--- Start of Material shown ---

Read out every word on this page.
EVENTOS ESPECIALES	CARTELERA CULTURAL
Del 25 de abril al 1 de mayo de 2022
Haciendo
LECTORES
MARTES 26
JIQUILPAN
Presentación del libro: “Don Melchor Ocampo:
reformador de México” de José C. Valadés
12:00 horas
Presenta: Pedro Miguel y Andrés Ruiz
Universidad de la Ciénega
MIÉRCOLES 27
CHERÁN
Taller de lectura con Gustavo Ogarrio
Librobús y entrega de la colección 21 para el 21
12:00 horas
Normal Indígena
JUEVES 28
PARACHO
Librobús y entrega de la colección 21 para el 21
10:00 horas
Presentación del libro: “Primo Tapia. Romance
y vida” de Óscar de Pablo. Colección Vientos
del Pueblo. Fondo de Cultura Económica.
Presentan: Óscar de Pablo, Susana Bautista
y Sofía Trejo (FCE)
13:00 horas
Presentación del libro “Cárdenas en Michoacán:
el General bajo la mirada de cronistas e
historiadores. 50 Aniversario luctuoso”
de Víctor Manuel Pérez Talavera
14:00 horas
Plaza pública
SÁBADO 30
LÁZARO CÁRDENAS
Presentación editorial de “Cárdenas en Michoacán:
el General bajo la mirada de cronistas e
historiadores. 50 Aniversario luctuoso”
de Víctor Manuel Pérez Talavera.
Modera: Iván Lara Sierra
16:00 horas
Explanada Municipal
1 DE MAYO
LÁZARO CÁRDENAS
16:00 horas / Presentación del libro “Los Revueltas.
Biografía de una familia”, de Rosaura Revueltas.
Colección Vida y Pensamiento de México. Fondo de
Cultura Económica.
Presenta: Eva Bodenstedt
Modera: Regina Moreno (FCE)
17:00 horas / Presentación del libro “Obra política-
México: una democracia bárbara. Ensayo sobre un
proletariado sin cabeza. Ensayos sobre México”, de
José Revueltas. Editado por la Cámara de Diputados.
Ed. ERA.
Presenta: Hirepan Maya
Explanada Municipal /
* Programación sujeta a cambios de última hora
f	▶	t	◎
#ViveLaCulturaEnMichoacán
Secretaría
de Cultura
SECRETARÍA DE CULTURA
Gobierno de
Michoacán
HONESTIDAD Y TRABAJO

--- End of Material shown ---

=== Given request ===
Check each line above for the string "Pablo", then copy the ones that have it.

=== Solution for this task ===
y vida” de Óscar de Pablo. Colección Vientos
Presentan: Óscar de Pablo, Susana Bautista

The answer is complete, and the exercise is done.